● Directions for this task: Return the passage of the Microsoft 365 business continuity article that runs from "- In the event" down to "our backup site.", copied word for word.

● Page text:
|---|
Enterprise business continuity management customer and cloud partner responsibilities
Getting Microsoft 365 cloud services to your users is a partnership between your organization and Microsoft. Microsoft provides the services and you're responsible for connecting your client endpoints, managing identity and access and how those services are used. There are shared responsibilities, such as the identity and directory infrastructure as well. This article covers some of the critical items you need to be mindful of to keep your business functioning during a service incident and it helps set expectations as to what Microsoft does during a service incident.
Transparency during service incidents
As a trusted partner, Microsoft builds highly resilient cloud services and follows structured procedures to resolve service incidents when they happen. When a service incident occurs, Microsoft recognizes that timely, targeted, and highly available communications are critical for customers.
Timely
Microsoft notifies Microsoft 365 administrators by updating the tenant-specific Service Health Dashboard (SHD) in the Microsoft 365 Admin Portal. Service incident updates are normally provided on an hourly cadence. If a different cadence is needed, we'll inform you of the change in the SHD communication postings.
Targeted
In most cases, when our monitoring systems detect an issue, we can identify the affected customer base, from a single customer up to region or beyond and direct the necessary communications to those customers. This helps you know what you need to know for your business and not be distracted by noise notifications that don't impact you. For example, if a specific mailbox database is impacted, we're able to identify exactly which customers have users on the affected infrastructure and scope our communications to them. If the scope of impact of the incident is unclear, we expand our communications out to the widest group of customers who are potentially impacted.
Highly available
Microsoft maintains multiple channels for service status communications that customers can use.
- In the event the Admin center or the Service Health Dashboard within the Admin center are unavailable, you can monitor the service status using our backup site.
|---|
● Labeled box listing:

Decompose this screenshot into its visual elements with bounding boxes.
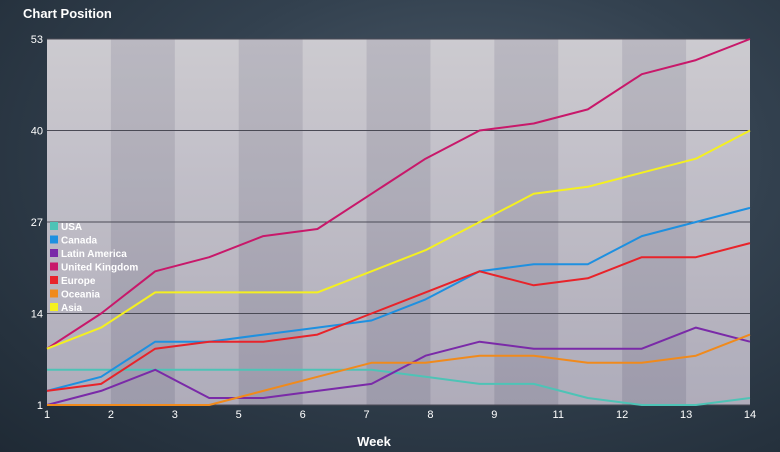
x-tick-label: 2 xyxy=(108,409,114,421)
legend-label: Asia xyxy=(61,303,83,314)
legend-swatch xyxy=(50,222,58,230)
chart-title: Chart Position xyxy=(23,6,112,21)
x-tick-label: 8 xyxy=(427,409,433,421)
legend-swatch xyxy=(50,235,58,244)
legend-label: Latin America xyxy=(61,249,127,260)
y-tick-label: 53 xyxy=(31,34,43,46)
x-tick-label: 14 xyxy=(744,409,756,421)
legend-label: Oceania xyxy=(61,290,100,301)
series-line-canada xyxy=(46,206,751,392)
x-tick-label: 6 xyxy=(300,409,306,421)
y-tick-label: 14 xyxy=(31,309,43,321)
x-tick-label: 1 xyxy=(44,409,50,421)
series-line-oceania xyxy=(47,333,751,406)
legend-label: United Kingdom xyxy=(61,263,138,274)
x-tick-label: 11 xyxy=(553,409,564,421)
x-tick-label: 3 xyxy=(172,409,178,421)
legend-label: Europe xyxy=(61,276,96,287)
x-tick-label: 7 xyxy=(363,409,369,421)
series-line-latin-america xyxy=(46,326,751,406)
x-tick-label: 9 xyxy=(491,409,497,421)
legend-swatch xyxy=(50,249,58,257)
series-line-united-kingdom xyxy=(46,38,751,350)
legend-label: USA xyxy=(61,222,82,233)
legend-swatch xyxy=(50,289,58,298)
x-tick-label: 5 xyxy=(236,409,242,421)
legend-swatch xyxy=(50,276,58,284)
legend-swatch xyxy=(50,262,58,271)
y-tick-label: 1 xyxy=(37,400,43,412)
x-tick-label: 12 xyxy=(616,409,628,421)
x-tick-label: 13 xyxy=(680,409,692,421)
series-line-asia xyxy=(46,129,751,350)
x-axis-label: Week xyxy=(357,434,391,449)
series-line-usa xyxy=(47,368,751,406)
legend-swatch xyxy=(50,303,58,311)
legend-label: Canada xyxy=(61,236,98,247)
y-tick-label: 40 xyxy=(31,126,43,138)
y-tick-label: 27 xyxy=(31,217,43,229)
series-line-europe xyxy=(46,242,751,392)
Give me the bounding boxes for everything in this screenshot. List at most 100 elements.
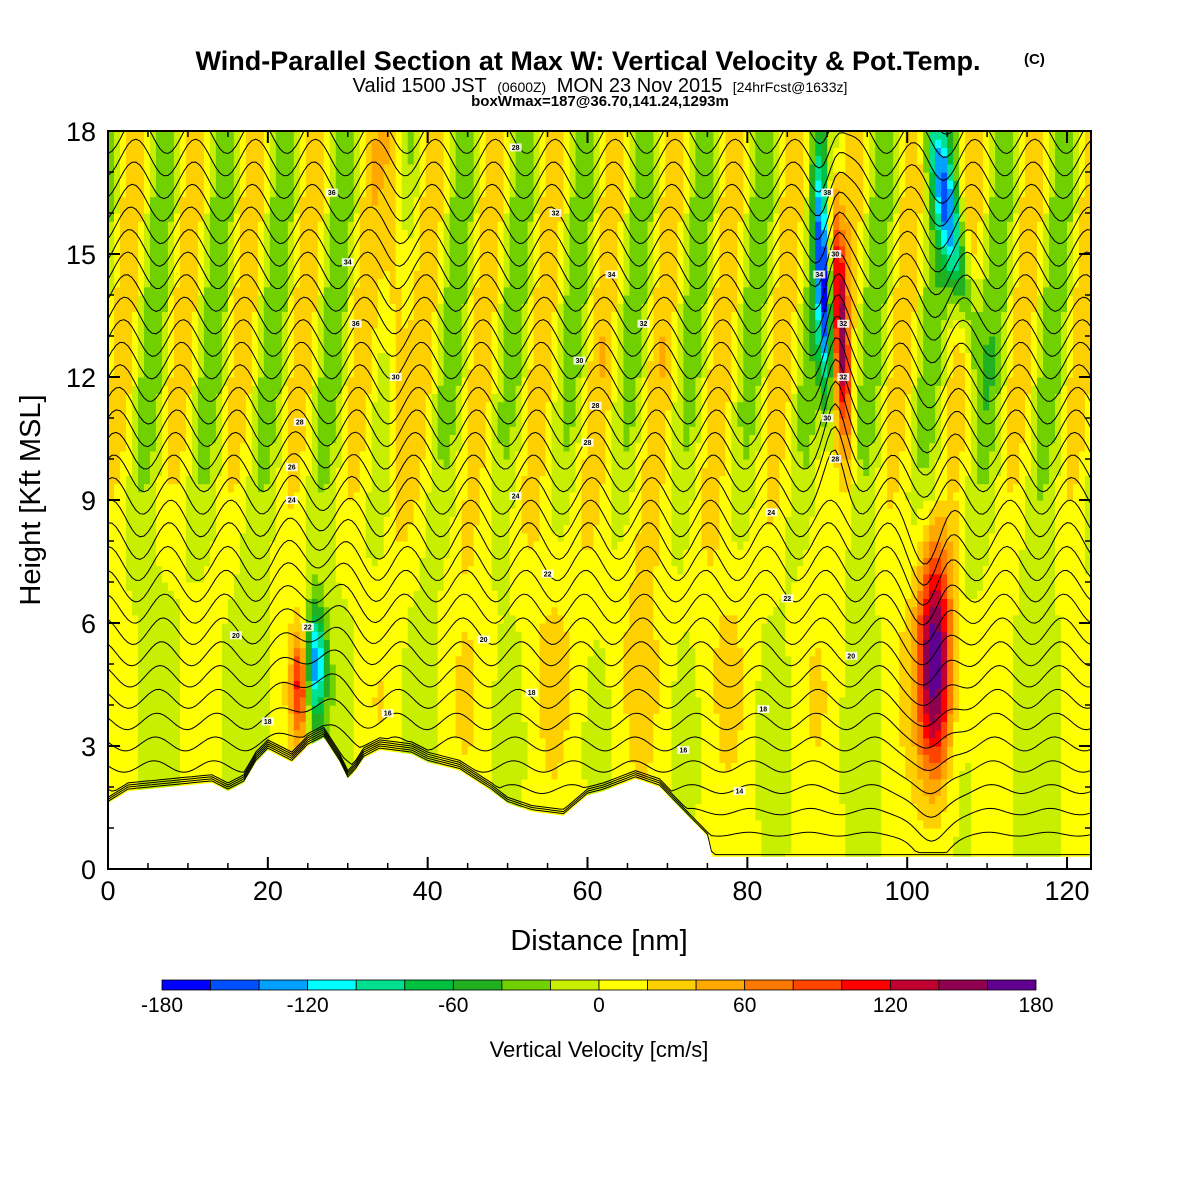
w-cell (863, 467, 870, 476)
w-cell (1025, 483, 1038, 493)
w-cell (1037, 229, 1044, 239)
w-cell (605, 655, 625, 665)
w-cell (917, 664, 924, 673)
w-cell (413, 500, 427, 509)
w-cell (995, 393, 1002, 403)
w-cell (623, 696, 661, 706)
w-cell (737, 639, 762, 649)
w-cell (629, 204, 655, 214)
w-cell (923, 713, 930, 722)
w-cell (108, 565, 127, 575)
w-cell (353, 713, 379, 722)
w-cell (503, 614, 517, 624)
w-cell (761, 368, 768, 378)
w-cell (623, 319, 643, 329)
w-cell (815, 262, 828, 271)
w-cell (689, 631, 720, 640)
w-cell (335, 680, 355, 690)
w-cell (329, 655, 355, 665)
w-cell (551, 524, 565, 534)
w-cell (995, 500, 1026, 509)
w-cell (1055, 565, 1086, 575)
w-cell (701, 541, 720, 550)
w-cell (521, 787, 589, 796)
w-cell (137, 442, 157, 452)
w-cell (359, 229, 397, 239)
w-cell (845, 245, 852, 255)
w-cell (857, 327, 864, 337)
w-cell (509, 204, 535, 214)
w-cell (791, 672, 810, 681)
w-cell (473, 664, 499, 673)
w-cell (671, 696, 702, 706)
w-cell (143, 254, 151, 263)
w-cell (545, 746, 565, 755)
w-cell (971, 229, 978, 239)
w-cell (119, 221, 139, 230)
w-cell (731, 762, 756, 772)
w-cell (833, 426, 840, 435)
w-cell (293, 303, 319, 312)
w-cell (1019, 475, 1026, 485)
w-cell (701, 426, 708, 435)
w-cell (251, 360, 259, 370)
w-cell (959, 516, 966, 526)
w-cell (701, 393, 708, 403)
w-cell (941, 221, 954, 230)
w-cell (137, 221, 145, 230)
w-cell (845, 377, 852, 386)
w-cell (137, 254, 145, 263)
w-cell (281, 344, 289, 353)
w-cell (743, 311, 762, 321)
w-cell (755, 385, 762, 394)
w-cell (521, 680, 541, 690)
w-cell (917, 582, 924, 591)
w-cell (335, 393, 343, 403)
w-cell (1025, 491, 1038, 501)
w-cell (947, 582, 954, 591)
w-cell (965, 500, 996, 509)
w-cell (641, 426, 649, 435)
w-cell (329, 237, 349, 247)
w-cell (108, 721, 139, 731)
w-cell (791, 844, 846, 854)
w-cell (125, 483, 139, 493)
w-cell (839, 377, 846, 386)
w-cell (755, 803, 792, 813)
w-cell (197, 319, 205, 329)
w-cell (875, 524, 924, 534)
w-cell (941, 647, 948, 657)
w-cell (347, 491, 355, 501)
w-cell (815, 467, 840, 476)
w-cell (947, 614, 954, 624)
w-cell (233, 262, 241, 271)
w-cell (473, 688, 493, 698)
w-cell (941, 614, 948, 624)
w-cell (959, 778, 972, 788)
w-cell (161, 311, 169, 321)
w-cell (251, 368, 259, 378)
w-cell (521, 639, 541, 649)
w-cell (293, 204, 301, 214)
w-cell (791, 680, 810, 690)
w-cell (108, 590, 133, 599)
w-cell (965, 483, 996, 493)
w-cell (881, 647, 900, 657)
w-cell (647, 434, 667, 444)
w-cell (461, 647, 475, 657)
w-cell (935, 229, 942, 239)
w-cell (695, 418, 702, 427)
w-cell (108, 295, 115, 304)
w-cell (149, 229, 169, 239)
w-cell (839, 787, 882, 796)
w-cell (1013, 360, 1032, 370)
w-cell (767, 286, 774, 296)
w-cell (551, 442, 565, 452)
w-cell (779, 229, 798, 239)
w-cell (677, 303, 685, 312)
w-cell (293, 491, 307, 501)
w-cell (701, 713, 720, 722)
valid-time: Valid 1500 JST (353, 75, 487, 97)
w-cell (617, 303, 625, 312)
w-cell (197, 360, 205, 370)
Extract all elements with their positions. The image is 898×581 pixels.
|---|
● Written answer:
- In the event the Admin center or the Service Health Dashboard within the Admin center are unavailable, you can monitor the service status using our backup site.